WORK TO DO -> Return every line of the listing below without changing a single character.

MATERIAL PROVIDED ->
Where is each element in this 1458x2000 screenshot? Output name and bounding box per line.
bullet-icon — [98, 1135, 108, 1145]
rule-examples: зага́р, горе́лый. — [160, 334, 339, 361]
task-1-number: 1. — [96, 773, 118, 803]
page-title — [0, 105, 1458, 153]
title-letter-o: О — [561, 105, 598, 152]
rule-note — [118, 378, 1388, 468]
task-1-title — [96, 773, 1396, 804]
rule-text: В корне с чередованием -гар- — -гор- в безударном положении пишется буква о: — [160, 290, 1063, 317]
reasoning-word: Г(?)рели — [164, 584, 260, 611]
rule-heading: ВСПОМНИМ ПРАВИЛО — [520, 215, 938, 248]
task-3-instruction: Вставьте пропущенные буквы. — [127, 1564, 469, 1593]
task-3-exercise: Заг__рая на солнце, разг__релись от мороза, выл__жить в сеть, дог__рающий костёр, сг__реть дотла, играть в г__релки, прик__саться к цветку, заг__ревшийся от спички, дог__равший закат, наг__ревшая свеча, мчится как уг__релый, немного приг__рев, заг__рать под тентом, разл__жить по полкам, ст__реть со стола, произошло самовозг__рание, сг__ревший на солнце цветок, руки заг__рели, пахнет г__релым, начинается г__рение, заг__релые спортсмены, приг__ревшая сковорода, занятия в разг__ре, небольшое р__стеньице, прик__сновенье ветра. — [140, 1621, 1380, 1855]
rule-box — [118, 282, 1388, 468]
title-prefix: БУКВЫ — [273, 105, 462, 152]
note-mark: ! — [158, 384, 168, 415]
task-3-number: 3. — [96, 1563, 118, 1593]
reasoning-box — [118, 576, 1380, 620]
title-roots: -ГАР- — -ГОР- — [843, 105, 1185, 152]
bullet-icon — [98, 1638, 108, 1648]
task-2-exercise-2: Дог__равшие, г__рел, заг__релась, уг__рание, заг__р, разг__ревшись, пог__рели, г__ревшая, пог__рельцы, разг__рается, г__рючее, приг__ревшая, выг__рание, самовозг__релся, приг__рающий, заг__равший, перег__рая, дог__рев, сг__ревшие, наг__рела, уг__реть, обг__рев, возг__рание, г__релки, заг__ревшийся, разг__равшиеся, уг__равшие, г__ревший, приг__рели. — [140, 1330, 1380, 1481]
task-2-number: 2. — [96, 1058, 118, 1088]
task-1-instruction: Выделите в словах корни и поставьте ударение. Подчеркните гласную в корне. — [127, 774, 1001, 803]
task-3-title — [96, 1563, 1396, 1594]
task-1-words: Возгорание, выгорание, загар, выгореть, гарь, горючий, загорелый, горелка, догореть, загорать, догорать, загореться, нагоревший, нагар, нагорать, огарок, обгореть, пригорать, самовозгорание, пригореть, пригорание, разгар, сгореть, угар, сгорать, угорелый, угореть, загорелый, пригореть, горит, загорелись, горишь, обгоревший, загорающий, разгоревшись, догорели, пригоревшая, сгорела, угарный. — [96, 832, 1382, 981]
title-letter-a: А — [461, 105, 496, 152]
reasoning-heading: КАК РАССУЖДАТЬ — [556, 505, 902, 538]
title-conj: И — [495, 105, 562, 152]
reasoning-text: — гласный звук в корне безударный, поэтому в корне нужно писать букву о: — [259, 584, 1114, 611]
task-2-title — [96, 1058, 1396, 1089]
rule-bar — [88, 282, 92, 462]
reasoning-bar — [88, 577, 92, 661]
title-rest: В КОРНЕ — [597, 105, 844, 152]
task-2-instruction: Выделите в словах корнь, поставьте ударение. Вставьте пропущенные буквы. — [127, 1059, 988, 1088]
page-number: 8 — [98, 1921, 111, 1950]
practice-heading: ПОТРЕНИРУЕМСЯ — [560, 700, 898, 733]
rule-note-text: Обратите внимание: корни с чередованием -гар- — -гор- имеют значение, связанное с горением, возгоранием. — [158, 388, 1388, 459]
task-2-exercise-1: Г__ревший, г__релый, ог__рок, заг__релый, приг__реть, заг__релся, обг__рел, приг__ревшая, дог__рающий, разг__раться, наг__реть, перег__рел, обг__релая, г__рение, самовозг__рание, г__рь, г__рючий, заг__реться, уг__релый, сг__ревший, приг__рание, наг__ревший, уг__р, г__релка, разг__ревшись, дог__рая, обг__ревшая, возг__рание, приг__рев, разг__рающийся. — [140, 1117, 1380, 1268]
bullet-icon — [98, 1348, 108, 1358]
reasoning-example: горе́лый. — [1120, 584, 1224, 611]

FINISHED TASK ->
Where is each element in this 1458x2000 screenshot? Output name and bounding box per line.
bullet-icon — [98, 1135, 108, 1145]
rule-examples: зага́р, горе́лый. — [160, 334, 339, 361]
task-1-number: 1. — [96, 773, 118, 803]
page-title — [0, 105, 1458, 153]
title-letter-o: О — [561, 105, 598, 152]
rule-note — [118, 378, 1388, 468]
task-1-title — [96, 773, 1396, 804]
rule-text: В корне с чередованием -гар- — -гор- в безударном положении пишется буква о: — [160, 290, 1063, 317]
reasoning-word: Г(?)рели — [164, 584, 260, 611]
rule-heading: ВСПОМНИМ ПРАВИЛО — [520, 215, 938, 248]
task-3-instruction: Вставьте пропущенные буквы. — [127, 1564, 469, 1593]
task-3-exercise: Заг__рая на солнце, разг__релись от мороза, выл__жить в сеть, дог__рающий костёр, сг__реть дотла, играть в г__релки, прик__саться к цветку, заг__ревшийся от спички, дог__равший закат, наг__ревшая свеча, мчится как уг__релый, немного приг__рев, заг__рать под тентом, разл__жить по полкам, ст__реть со стола, произошло самовозг__рание, сг__ревший на солнце цветок, руки заг__рели, пахнет г__релым, начинается г__рение, заг__релые спортсмены, приг__ревшая сковорода, занятия в разг__ре, небольшое р__стеньице, прик__сновенье ветра. — [140, 1621, 1380, 1855]
rule-box — [118, 282, 1388, 468]
title-prefix: БУКВЫ — [273, 105, 462, 152]
note-mark: ! — [158, 384, 168, 415]
task-3-number: 3. — [96, 1563, 118, 1593]
reasoning-box — [118, 576, 1380, 620]
title-roots: -ГАР- — -ГОР- — [843, 105, 1185, 152]
bullet-icon — [98, 1638, 108, 1648]
task-2-exercise-2: Дог__равшие, г__рел, заг__релась, уг__рание, заг__р, разг__ревшись, пог__рели, г__ревшая, пог__рельцы, разг__рается, г__рючее, приг__ревшая, выг__рание, самовозг__релся, приг__рающий, заг__равший, перег__рая, дог__рев, сг__ревшие, наг__рела, уг__реть, обг__рев, возг__рание, г__релки, заг__ревшийся, разг__равшиеся, уг__равшие, г__ревший, приг__рели. — [140, 1330, 1380, 1481]
task-2-number: 2. — [96, 1058, 118, 1088]
task-1-instruction: Выделите в словах корни и поставьте ударение. Подчеркните гласную в корне. — [127, 774, 1001, 803]
task-3-title — [96, 1563, 1396, 1594]
task-1-words: Возгорание, выгорание, загар, выгореть, гарь, горючий, загорелый, горелка, догореть, загорать, догорать, загореться, нагоревший, нагар, нагорать, огарок, обгореть, пригорать, самовозгорание, пригореть, пригорание, разгар, сгореть, угар, сгорать, угорелый, угореть, загорелый, пригореть, горит, загорелись, горишь, обгоревший, загорающий, разгоревшись, догорели, пригоревшая, сгорела, угарный. — [96, 832, 1382, 981]
title-letter-a: А — [461, 105, 496, 152]
reasoning-heading: КАК РАССУЖДАТЬ — [556, 505, 902, 538]
title-conj: И — [495, 105, 562, 152]
reasoning-text: — гласный звук в корне безударный, поэтому в корне нужно писать букву о: — [259, 584, 1114, 611]
task-2-title — [96, 1058, 1396, 1089]
rule-bar — [88, 282, 92, 462]
reasoning-bar — [88, 577, 92, 661]
title-rest: В КОРНЕ — [597, 105, 844, 152]
task-2-instruction: Выделите в словах корнь, поставьте ударение. Вставьте пропущенные буквы. — [127, 1059, 988, 1088]
page-number: 8 — [98, 1921, 111, 1950]
practice-heading: ПОТРЕНИРУЕМСЯ — [560, 700, 898, 733]
rule-note-text: Обратите внимание: корни с чередованием -гар- — -гор- имеют значение, связанное с горением, возгоранием. — [158, 388, 1388, 459]
task-2-exercise-1: Г__ревший, г__релый, ог__рок, заг__релый, приг__реть, заг__релся, обг__рел, приг__ревшая, дог__рающий, разг__раться, наг__реть, перег__рел, обг__релая, г__рение, самовозг__рание, г__рь, г__рючий, заг__реться, уг__релый, сг__ревший, приг__рание, наг__ревший, уг__р, г__релка, разг__ревшись, дог__рая, обг__ревшая, возг__рание, приг__рев, разг__рающийся. — [140, 1117, 1380, 1268]
bullet-icon — [98, 1348, 108, 1358]
reasoning-example: горе́лый. — [1120, 584, 1224, 611]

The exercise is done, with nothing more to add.